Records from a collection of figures
_ _ _ _ _

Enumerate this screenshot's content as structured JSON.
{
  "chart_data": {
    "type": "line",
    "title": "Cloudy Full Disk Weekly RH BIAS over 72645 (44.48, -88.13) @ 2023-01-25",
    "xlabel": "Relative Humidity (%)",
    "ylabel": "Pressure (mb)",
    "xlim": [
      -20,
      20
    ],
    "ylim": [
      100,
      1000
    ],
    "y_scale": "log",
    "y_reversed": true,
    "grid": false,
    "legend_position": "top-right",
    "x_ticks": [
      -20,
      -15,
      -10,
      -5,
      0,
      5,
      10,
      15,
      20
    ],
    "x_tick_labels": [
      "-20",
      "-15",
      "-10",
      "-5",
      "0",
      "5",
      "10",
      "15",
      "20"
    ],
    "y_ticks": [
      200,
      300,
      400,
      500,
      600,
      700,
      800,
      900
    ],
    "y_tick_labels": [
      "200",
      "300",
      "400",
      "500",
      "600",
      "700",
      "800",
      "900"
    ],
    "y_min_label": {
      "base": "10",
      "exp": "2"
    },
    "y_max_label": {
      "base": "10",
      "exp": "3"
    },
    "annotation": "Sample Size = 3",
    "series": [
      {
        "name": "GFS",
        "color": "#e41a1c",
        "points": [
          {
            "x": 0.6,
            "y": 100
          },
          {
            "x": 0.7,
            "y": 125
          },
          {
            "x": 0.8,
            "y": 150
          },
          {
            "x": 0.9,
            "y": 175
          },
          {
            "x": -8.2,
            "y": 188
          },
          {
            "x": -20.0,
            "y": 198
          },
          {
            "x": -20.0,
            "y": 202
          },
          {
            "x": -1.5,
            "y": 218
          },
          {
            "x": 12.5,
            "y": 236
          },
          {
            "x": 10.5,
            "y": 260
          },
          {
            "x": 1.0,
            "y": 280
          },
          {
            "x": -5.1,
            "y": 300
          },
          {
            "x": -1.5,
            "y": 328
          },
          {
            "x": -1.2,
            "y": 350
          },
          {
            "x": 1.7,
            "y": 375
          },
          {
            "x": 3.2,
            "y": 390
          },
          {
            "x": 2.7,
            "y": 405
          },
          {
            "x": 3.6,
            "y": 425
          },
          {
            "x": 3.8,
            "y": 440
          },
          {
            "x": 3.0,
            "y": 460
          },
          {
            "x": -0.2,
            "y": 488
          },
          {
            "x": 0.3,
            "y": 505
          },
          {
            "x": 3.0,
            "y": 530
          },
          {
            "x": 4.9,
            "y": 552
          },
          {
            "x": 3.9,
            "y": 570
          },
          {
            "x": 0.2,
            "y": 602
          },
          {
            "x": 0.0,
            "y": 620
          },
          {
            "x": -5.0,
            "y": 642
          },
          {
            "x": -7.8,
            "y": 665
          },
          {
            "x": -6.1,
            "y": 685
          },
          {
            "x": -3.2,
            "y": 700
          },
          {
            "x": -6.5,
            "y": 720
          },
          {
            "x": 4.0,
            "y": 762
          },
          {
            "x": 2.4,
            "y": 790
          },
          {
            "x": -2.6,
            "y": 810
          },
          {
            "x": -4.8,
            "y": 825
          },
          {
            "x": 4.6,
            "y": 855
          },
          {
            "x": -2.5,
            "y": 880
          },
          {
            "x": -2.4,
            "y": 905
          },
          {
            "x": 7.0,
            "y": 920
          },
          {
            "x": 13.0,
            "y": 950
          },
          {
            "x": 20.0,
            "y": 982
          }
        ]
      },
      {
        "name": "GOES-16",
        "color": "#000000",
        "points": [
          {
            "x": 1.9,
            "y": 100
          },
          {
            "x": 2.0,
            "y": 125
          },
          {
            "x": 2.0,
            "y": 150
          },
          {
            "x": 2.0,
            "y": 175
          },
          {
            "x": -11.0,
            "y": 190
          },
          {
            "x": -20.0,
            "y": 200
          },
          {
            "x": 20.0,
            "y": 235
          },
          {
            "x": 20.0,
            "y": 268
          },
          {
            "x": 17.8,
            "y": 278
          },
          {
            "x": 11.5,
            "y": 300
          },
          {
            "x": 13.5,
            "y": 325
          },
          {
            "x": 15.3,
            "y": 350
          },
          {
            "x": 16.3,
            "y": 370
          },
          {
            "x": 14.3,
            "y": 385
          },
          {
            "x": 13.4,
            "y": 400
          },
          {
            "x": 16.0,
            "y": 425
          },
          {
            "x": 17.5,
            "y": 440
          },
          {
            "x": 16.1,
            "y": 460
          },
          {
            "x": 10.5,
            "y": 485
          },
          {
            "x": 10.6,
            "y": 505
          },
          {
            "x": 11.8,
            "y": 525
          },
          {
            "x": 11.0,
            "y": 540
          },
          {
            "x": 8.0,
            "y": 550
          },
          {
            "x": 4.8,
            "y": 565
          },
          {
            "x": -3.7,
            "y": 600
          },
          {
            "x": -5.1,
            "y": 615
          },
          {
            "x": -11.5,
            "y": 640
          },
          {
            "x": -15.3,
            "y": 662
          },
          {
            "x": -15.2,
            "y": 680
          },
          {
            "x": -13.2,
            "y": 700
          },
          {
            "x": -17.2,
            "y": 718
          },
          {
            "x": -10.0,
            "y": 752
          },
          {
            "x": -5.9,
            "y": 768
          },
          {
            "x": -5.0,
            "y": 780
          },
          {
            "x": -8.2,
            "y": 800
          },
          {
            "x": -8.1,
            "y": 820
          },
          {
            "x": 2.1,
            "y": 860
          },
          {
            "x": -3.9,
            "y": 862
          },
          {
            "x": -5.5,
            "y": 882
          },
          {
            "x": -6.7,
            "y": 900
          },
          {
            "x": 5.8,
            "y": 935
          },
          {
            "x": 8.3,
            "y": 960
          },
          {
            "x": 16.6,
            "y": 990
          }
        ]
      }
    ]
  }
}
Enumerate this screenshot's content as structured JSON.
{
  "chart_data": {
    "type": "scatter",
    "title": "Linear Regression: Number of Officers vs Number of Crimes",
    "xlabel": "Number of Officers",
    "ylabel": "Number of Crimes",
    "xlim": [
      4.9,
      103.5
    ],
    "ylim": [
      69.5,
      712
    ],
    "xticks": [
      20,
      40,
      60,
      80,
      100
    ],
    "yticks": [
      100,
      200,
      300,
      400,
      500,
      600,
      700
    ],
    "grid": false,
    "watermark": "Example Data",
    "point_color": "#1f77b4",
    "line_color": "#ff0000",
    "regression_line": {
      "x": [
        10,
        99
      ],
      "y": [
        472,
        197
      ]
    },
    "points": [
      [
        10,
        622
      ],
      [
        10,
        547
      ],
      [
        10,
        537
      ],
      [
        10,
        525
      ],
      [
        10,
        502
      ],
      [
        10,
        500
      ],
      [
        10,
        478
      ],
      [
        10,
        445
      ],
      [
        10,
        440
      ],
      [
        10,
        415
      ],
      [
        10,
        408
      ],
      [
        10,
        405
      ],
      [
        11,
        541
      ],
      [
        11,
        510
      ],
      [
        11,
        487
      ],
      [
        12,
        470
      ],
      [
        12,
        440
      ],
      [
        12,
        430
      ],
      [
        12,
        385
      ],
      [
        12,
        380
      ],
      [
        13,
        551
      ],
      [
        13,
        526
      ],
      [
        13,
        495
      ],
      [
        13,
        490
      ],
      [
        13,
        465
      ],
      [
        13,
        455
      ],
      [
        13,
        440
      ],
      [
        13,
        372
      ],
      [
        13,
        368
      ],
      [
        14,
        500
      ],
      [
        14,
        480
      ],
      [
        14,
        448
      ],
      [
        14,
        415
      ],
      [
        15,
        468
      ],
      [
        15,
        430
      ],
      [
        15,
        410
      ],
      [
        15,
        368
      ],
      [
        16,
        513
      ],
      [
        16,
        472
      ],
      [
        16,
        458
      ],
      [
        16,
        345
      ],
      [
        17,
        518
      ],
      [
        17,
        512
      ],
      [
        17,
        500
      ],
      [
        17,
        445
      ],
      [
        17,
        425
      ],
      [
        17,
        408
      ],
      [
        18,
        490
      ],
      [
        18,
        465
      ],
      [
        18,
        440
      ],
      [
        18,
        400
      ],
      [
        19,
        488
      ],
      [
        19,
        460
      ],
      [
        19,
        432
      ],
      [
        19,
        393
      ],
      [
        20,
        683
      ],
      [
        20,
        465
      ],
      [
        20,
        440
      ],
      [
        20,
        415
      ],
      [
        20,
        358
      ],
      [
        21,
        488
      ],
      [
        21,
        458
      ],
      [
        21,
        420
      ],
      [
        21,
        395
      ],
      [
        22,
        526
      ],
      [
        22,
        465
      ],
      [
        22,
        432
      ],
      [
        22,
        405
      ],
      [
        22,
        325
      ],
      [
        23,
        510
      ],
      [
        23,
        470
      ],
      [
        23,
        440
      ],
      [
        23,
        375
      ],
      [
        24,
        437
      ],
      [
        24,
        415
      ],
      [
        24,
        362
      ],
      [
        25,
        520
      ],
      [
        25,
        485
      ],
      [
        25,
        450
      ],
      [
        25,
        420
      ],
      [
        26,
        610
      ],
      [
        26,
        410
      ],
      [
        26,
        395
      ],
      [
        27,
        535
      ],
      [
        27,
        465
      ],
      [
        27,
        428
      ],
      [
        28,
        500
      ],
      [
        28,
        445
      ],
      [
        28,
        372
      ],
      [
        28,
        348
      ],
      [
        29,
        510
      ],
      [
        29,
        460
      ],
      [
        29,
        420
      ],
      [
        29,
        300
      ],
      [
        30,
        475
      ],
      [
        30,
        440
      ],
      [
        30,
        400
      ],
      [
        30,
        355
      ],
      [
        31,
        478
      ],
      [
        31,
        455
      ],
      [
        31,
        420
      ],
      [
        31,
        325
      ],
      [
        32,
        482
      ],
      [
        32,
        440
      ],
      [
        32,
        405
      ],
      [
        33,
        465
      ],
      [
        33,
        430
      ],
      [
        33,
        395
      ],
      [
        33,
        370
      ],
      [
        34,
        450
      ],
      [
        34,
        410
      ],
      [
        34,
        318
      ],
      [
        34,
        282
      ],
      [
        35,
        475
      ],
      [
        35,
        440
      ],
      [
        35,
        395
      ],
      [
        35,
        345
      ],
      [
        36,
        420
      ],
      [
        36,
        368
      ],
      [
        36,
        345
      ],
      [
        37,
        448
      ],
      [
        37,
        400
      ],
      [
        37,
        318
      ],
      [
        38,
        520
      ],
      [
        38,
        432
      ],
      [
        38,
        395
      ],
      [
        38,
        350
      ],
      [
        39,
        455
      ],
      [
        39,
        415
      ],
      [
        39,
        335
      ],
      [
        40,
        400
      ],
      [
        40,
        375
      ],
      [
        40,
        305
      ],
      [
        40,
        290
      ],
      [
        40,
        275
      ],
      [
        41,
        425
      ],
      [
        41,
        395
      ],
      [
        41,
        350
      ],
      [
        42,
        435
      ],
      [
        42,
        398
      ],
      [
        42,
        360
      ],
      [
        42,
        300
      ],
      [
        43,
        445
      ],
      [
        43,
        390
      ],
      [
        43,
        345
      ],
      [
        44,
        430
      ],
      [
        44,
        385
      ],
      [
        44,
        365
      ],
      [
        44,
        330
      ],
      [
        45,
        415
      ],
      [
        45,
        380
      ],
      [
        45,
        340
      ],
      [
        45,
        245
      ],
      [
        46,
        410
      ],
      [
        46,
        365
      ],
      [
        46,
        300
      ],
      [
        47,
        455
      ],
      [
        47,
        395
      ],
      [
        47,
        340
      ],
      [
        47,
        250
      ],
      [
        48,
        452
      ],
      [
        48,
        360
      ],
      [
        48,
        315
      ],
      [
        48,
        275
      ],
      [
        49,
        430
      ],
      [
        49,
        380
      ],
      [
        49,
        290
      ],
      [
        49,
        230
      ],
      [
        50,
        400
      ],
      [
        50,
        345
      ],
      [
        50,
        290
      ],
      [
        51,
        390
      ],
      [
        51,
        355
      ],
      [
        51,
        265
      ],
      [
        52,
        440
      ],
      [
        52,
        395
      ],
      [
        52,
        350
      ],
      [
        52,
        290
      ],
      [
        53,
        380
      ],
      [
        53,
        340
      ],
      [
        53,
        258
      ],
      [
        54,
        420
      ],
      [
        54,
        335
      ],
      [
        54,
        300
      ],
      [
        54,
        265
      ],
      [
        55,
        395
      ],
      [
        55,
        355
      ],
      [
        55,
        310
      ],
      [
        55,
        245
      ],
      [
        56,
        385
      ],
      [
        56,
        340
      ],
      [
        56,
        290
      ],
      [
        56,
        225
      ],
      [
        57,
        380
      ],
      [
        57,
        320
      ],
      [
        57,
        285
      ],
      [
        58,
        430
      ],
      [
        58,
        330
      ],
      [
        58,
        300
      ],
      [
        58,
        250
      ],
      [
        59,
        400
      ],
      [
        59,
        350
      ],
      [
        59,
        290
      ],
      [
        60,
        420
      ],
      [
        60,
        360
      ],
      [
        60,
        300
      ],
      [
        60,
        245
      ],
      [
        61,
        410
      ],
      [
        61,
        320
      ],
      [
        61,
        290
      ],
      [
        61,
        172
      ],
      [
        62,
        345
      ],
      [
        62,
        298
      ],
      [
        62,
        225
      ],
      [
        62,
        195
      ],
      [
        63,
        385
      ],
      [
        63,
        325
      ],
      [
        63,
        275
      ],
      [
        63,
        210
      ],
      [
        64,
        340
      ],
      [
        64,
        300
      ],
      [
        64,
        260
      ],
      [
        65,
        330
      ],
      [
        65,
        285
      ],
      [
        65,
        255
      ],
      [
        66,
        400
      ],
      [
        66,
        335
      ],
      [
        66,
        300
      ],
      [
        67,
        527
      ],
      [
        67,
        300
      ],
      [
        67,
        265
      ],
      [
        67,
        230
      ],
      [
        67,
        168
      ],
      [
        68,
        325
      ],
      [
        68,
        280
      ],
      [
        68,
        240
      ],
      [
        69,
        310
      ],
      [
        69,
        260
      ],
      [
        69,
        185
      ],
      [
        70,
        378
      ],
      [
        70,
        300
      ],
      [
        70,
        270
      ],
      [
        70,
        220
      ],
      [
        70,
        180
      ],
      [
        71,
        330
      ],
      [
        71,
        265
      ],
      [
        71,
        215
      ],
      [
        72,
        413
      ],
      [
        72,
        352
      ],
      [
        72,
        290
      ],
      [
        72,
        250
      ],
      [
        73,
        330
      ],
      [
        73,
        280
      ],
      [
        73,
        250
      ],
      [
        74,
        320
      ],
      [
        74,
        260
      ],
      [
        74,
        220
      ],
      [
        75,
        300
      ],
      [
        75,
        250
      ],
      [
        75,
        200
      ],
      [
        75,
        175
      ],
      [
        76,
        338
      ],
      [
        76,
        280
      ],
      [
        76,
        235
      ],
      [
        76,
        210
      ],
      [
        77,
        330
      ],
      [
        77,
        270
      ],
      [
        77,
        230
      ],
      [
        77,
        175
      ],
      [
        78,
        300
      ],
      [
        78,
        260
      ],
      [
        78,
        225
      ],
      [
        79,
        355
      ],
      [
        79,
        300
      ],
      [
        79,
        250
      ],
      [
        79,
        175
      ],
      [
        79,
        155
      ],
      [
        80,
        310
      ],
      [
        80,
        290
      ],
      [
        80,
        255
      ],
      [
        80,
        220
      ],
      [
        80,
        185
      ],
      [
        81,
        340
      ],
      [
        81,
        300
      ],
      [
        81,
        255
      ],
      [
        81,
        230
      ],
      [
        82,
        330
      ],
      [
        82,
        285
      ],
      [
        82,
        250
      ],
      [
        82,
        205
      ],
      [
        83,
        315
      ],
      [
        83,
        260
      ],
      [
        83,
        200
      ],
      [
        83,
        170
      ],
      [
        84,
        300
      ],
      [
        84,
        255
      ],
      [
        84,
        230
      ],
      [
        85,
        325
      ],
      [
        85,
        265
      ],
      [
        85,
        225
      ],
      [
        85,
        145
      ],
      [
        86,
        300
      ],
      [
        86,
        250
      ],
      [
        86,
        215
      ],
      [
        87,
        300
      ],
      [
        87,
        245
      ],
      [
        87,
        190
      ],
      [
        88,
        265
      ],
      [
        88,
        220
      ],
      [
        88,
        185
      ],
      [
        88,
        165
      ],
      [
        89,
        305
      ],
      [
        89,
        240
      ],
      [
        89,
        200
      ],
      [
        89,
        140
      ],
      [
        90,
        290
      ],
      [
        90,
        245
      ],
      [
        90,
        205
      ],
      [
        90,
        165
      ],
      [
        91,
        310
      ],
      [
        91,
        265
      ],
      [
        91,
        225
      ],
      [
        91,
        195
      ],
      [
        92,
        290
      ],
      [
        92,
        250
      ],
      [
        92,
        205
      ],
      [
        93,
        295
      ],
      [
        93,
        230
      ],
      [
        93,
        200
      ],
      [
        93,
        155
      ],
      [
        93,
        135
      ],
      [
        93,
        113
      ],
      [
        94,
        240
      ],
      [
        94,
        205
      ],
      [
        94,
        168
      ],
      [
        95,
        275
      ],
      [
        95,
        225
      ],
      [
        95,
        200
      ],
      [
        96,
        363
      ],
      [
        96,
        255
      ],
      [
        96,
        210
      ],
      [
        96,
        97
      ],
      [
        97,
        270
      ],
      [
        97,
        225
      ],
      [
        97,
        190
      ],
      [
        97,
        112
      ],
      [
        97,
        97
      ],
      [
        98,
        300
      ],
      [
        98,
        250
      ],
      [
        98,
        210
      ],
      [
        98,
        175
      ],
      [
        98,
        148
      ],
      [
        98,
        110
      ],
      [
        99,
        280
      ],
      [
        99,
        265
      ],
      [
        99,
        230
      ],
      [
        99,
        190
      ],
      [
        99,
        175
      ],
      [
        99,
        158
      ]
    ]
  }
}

_ _ _ _ _

AIM OF THE EXERCISE ::
Pull out each line of the entries that contains "ylabel".

OUTPUT FOR THIS TASK ::
    "ylabel": "Pressure (mb)",
    "ylabel": "Number of Crimes",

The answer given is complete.